→ **The exercise**
All of the records below should be output exactly.

→ **Given records**

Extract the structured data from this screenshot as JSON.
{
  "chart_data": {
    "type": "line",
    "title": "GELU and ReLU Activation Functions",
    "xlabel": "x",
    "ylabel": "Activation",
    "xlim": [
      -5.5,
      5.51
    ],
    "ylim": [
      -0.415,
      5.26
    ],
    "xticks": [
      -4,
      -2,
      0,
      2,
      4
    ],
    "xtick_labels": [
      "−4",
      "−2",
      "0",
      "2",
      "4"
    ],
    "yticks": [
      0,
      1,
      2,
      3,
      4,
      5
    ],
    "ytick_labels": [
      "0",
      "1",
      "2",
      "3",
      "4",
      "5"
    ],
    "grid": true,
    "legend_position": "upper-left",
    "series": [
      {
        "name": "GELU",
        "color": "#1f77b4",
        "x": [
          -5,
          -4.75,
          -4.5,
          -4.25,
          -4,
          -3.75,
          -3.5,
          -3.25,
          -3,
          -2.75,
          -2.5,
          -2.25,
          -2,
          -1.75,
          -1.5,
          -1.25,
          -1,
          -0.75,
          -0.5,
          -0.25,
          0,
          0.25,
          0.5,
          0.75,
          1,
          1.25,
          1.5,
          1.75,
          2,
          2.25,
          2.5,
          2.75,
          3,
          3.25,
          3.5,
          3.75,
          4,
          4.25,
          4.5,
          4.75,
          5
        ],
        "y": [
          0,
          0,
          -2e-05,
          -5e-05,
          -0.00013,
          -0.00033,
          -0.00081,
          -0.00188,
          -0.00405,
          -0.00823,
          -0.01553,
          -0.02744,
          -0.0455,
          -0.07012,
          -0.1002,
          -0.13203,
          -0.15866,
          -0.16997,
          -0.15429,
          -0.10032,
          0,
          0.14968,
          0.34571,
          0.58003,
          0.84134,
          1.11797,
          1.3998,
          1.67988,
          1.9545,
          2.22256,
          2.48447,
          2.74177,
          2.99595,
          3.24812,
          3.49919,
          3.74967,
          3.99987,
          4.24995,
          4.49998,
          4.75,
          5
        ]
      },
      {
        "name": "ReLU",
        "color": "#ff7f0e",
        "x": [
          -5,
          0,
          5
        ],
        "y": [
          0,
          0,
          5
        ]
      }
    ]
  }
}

→ **Full response**
Extract the structured data from this screenshot as JSON.
{
  "chart_data": {
    "type": "line",
    "title": "GELU and ReLU Activation Functions",
    "xlabel": "x",
    "ylabel": "Activation",
    "xlim": [
      -5.5,
      5.51
    ],
    "ylim": [
      -0.415,
      5.26
    ],
    "xticks": [
      -4,
      -2,
      0,
      2,
      4
    ],
    "xtick_labels": [
      "−4",
      "−2",
      "0",
      "2",
      "4"
    ],
    "yticks": [
      0,
      1,
      2,
      3,
      4,
      5
    ],
    "ytick_labels": [
      "0",
      "1",
      "2",
      "3",
      "4",
      "5"
    ],
    "grid": true,
    "legend_position": "upper-left",
    "series": [
      {
        "name": "GELU",
        "color": "#1f77b4",
        "x": [
          -5,
          -4.75,
          -4.5,
          -4.25,
          -4,
          -3.75,
          -3.5,
          -3.25,
          -3,
          -2.75,
          -2.5,
          -2.25,
          -2,
          -1.75,
          -1.5,
          -1.25,
          -1,
          -0.75,
          -0.5,
          -0.25,
          0,
          0.25,
          0.5,
          0.75,
          1,
          1.25,
          1.5,
          1.75,
          2,
          2.25,
          2.5,
          2.75,
          3,
          3.25,
          3.5,
          3.75,
          4,
          4.25,
          4.5,
          4.75,
          5
        ],
        "y": [
          0,
          0,
          -2e-05,
          -5e-05,
          -0.00013,
          -0.00033,
          -0.00081,
          -0.00188,
          -0.00405,
          -0.00823,
          -0.01553,
          -0.02744,
          -0.0455,
          -0.07012,
          -0.1002,
          -0.13203,
          -0.15866,
          -0.16997,
          -0.15429,
          -0.10032,
          0,
          0.14968,
          0.34571,
          0.58003,
          0.84134,
          1.11797,
          1.3998,
          1.67988,
          1.9545,
          2.22256,
          2.48447,
          2.74177,
          2.99595,
          3.24812,
          3.49919,
          3.74967,
          3.99987,
          4.24995,
          4.49998,
          4.75,
          5
        ]
      },
      {
        "name": "ReLU",
        "color": "#ff7f0e",
        "x": [
          -5,
          0,
          5
        ],
        "y": [
          0,
          0,
          5
        ]
      }
    ]
  }
}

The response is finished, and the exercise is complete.